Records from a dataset

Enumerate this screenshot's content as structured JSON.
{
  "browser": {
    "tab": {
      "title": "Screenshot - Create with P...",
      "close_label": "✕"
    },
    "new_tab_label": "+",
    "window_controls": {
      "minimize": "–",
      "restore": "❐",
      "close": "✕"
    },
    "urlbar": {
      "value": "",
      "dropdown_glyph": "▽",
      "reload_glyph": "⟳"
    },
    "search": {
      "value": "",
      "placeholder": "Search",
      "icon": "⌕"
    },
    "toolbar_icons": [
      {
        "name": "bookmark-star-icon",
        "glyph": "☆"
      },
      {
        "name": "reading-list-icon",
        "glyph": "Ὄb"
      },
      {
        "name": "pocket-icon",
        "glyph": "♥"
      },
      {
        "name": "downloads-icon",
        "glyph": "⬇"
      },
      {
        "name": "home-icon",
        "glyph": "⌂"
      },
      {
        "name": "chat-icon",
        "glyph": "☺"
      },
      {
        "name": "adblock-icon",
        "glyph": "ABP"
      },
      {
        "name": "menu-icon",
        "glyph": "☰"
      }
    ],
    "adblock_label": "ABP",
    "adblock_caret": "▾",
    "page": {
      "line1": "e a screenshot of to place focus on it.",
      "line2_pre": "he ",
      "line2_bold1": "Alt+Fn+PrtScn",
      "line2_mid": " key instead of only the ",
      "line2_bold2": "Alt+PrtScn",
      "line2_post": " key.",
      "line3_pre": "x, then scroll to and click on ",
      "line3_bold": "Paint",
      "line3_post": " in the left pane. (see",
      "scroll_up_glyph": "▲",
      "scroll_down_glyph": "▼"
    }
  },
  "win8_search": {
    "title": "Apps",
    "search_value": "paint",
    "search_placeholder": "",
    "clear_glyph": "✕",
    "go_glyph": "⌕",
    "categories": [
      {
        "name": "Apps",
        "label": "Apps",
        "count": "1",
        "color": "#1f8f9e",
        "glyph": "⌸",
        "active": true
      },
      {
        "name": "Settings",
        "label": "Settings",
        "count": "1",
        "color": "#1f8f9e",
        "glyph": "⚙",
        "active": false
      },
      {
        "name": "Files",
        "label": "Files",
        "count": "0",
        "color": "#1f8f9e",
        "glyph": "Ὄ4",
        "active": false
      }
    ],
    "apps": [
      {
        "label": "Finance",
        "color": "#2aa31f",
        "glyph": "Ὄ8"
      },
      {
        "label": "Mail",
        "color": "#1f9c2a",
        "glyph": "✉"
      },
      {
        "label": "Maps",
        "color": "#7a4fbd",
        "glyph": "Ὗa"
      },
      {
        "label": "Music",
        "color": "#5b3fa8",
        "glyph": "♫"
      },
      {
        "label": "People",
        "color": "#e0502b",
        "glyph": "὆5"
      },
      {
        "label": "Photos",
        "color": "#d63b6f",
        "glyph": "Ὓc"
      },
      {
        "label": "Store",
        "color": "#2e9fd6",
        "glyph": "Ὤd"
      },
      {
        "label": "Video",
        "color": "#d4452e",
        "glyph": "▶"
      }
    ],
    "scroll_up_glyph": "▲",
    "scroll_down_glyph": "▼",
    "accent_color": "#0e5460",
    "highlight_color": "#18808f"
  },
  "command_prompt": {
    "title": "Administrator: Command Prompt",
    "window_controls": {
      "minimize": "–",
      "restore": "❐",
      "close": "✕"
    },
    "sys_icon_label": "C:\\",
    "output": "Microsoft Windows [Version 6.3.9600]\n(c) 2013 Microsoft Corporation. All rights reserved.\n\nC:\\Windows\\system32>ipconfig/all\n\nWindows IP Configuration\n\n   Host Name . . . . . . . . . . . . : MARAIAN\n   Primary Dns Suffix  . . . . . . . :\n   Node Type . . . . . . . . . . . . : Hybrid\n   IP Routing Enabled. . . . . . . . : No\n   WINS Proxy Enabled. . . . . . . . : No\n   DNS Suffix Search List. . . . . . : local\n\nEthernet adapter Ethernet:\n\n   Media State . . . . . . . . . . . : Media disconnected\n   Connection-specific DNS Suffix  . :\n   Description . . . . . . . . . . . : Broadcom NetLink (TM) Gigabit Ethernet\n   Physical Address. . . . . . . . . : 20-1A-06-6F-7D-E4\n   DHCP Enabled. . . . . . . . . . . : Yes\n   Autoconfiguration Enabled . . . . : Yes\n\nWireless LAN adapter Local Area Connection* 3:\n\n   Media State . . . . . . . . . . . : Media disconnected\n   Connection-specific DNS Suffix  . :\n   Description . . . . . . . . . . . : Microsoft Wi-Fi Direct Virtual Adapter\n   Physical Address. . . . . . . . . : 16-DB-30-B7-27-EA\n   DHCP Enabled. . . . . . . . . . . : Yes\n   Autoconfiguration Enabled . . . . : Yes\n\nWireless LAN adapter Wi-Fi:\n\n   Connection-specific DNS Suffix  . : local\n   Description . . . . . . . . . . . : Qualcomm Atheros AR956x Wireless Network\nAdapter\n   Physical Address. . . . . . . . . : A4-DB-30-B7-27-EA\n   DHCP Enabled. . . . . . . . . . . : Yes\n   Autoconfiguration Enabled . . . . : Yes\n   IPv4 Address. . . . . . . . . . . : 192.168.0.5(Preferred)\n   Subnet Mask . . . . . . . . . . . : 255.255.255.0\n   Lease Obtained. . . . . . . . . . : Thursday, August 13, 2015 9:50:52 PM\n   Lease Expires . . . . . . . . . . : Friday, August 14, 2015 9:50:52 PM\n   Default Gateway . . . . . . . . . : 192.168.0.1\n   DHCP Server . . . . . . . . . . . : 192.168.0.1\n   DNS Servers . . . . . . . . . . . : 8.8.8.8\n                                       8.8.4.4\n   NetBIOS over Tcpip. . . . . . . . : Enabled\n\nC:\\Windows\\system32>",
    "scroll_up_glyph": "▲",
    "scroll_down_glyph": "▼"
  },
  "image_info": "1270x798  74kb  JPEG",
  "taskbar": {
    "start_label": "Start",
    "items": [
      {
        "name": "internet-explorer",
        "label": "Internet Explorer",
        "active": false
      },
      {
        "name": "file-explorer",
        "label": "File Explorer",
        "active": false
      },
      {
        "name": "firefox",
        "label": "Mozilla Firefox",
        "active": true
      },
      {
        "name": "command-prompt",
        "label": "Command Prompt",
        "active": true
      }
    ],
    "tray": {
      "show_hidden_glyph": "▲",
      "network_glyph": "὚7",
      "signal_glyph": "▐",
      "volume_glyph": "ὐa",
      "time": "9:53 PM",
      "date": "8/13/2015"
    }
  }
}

:: AIM OF THE EXERCISE ::
Copy every line exactly. Leave nothing out.

:: RESULT FOR THIS TASK ::
Enumerate this screenshot's content as structured JSON.
{
  "browser": {
    "tab": {
      "title": "Screenshot - Create with P...",
      "close_label": "✕"
    },
    "new_tab_label": "+",
    "window_controls": {
      "minimize": "–",
      "restore": "❐",
      "close": "✕"
    },
    "urlbar": {
      "value": "",
      "dropdown_glyph": "▽",
      "reload_glyph": "⟳"
    },
    "search": {
      "value": "",
      "placeholder": "Search",
      "icon": "⌕"
    },
    "toolbar_icons": [
      {
        "name": "bookmark-star-icon",
        "glyph": "☆"
      },
      {
        "name": "reading-list-icon",
        "glyph": "Ὄb"
      },
      {
        "name": "pocket-icon",
        "glyph": "♥"
      },
      {
        "name": "downloads-icon",
        "glyph": "⬇"
      },
      {
        "name": "home-icon",
        "glyph": "⌂"
      },
      {
        "name": "chat-icon",
        "glyph": "☺"
      },
      {
        "name": "adblock-icon",
        "glyph": "ABP"
      },
      {
        "name": "menu-icon",
        "glyph": "☰"
      }
    ],
    "adblock_label": "ABP",
    "adblock_caret": "▾",
    "page": {
      "line1": "e a screenshot of to place focus on it.",
      "line2_pre": "he ",
      "line2_bold1": "Alt+Fn+PrtScn",
      "line2_mid": " key instead of only the ",
      "line2_bold2": "Alt+PrtScn",
      "line2_post": " key.",
      "line3_pre": "x, then scroll to and click on ",
      "line3_bold": "Paint",
      "line3_post": " in the left pane. (see",
      "scroll_up_glyph": "▲",
      "scroll_down_glyph": "▼"
    }
  },
  "win8_search": {
    "title": "Apps",
    "search_value": "paint",
    "search_placeholder": "",
    "clear_glyph": "✕",
    "go_glyph": "⌕",
    "categories": [
      {
        "name": "Apps",
        "label": "Apps",
        "count": "1",
        "color": "#1f8f9e",
        "glyph": "⌸",
        "active": true
      },
      {
        "name": "Settings",
        "label": "Settings",
        "count": "1",
        "color": "#1f8f9e",
        "glyph": "⚙",
        "active": false
      },
      {
        "name": "Files",
        "label": "Files",
        "count": "0",
        "color": "#1f8f9e",
        "glyph": "Ὄ4",
        "active": false
      }
    ],
    "apps": [
      {
        "label": "Finance",
        "color": "#2aa31f",
        "glyph": "Ὄ8"
      },
      {
        "label": "Mail",
        "color": "#1f9c2a",
        "glyph": "✉"
      },
      {
        "label": "Maps",
        "color": "#7a4fbd",
        "glyph": "Ὗa"
      },
      {
        "label": "Music",
        "color": "#5b3fa8",
        "glyph": "♫"
      },
      {
        "label": "People",
        "color": "#e0502b",
        "glyph": "὆5"
      },
      {
        "label": "Photos",
        "color": "#d63b6f",
        "glyph": "Ὓc"
      },
      {
        "label": "Store",
        "color": "#2e9fd6",
        "glyph": "Ὤd"
      },
      {
        "label": "Video",
        "color": "#d4452e",
        "glyph": "▶"
      }
    ],
    "scroll_up_glyph": "▲",
    "scroll_down_glyph": "▼",
    "accent_color": "#0e5460",
    "highlight_color": "#18808f"
  },
  "command_prompt": {
    "title": "Administrator: Command Prompt",
    "window_controls": {
      "minimize": "–",
      "restore": "❐",
      "close": "✕"
    },
    "sys_icon_label": "C:\\",
    "output": "Microsoft Windows [Version 6.3.9600]\n(c) 2013 Microsoft Corporation. All rights reserved.\n\nC:\\Windows\\system32>ipconfig/all\n\nWindows IP Configuration\n\n   Host Name . . . . . . . . . . . . : MARAIAN\n   Primary Dns Suffix  . . . . . . . :\n   Node Type . . . . . . . . . . . . : Hybrid\n   IP Routing Enabled. . . . . . . . : No\n   WINS Proxy Enabled. . . . . . . . : No\n   DNS Suffix Search List. . . . . . : local\n\nEthernet adapter Ethernet:\n\n   Media State . . . . . . . . . . . : Media disconnected\n   Connection-specific DNS Suffix  . :\n   Description . . . . . . . . . . . : Broadcom NetLink (TM) Gigabit Ethernet\n   Physical Address. . . . . . . . . : 20-1A-06-6F-7D-E4\n   DHCP Enabled. . . . . . . . . . . : Yes\n   Autoconfiguration Enabled . . . . : Yes\n\nWireless LAN adapter Local Area Connection* 3:\n\n   Media State . . . . . . . . . . . : Media disconnected\n   Connection-specific DNS Suffix  . :\n   Description . . . . . . . . . . . : Microsoft Wi-Fi Direct Virtual Adapter\n   Physical Address. . . . . . . . . : 16-DB-30-B7-27-EA\n   DHCP Enabled. . . . . . . . . . . : Yes\n   Autoconfiguration Enabled . . . . : Yes\n\nWireless LAN adapter Wi-Fi:\n\n   Connection-specific DNS Suffix  . : local\n   Description . . . . . . . . . . . : Qualcomm Atheros AR956x Wireless Network\nAdapter\n   Physical Address. . . . . . . . . : A4-DB-30-B7-27-EA\n   DHCP Enabled. . . . . . . . . . . : Yes\n   Autoconfiguration Enabled . . . . : Yes\n   IPv4 Address. . . . . . . . . . . : 192.168.0.5(Preferred)\n   Subnet Mask . . . . . . . . . . . : 255.255.255.0\n   Lease Obtained. . . . . . . . . . : Thursday, August 13, 2015 9:50:52 PM\n   Lease Expires . . . . . . . . . . : Friday, August 14, 2015 9:50:52 PM\n   Default Gateway . . . . . . . . . : 192.168.0.1\n   DHCP Server . . . . . . . . . . . : 192.168.0.1\n   DNS Servers . . . . . . . . . . . : 8.8.8.8\n                                       8.8.4.4\n   NetBIOS over Tcpip. . . . . . . . : Enabled\n\nC:\\Windows\\system32>",
    "scroll_up_glyph": "▲",
    "scroll_down_glyph": "▼"
  },
  "image_info": "1270x798  74kb  JPEG",
  "taskbar": {
    "start_label": "Start",
    "items": [
      {
        "name": "internet-explorer",
        "label": "Internet Explorer",
        "active": false
      },
      {
        "name": "file-explorer",
        "label": "File Explorer",
        "active": false
      },
      {
        "name": "firefox",
        "label": "Mozilla Firefox",
        "active": true
      },
      {
        "name": "command-prompt",
        "label": "Command Prompt",
        "active": true
      }
    ],
    "tray": {
      "show_hidden_glyph": "▲",
      "network_glyph": "὚7",
      "signal_glyph": "▐",
      "volume_glyph": "ὐa",
      "time": "9:53 PM",
      "date": "8/13/2015"
    }
  }
}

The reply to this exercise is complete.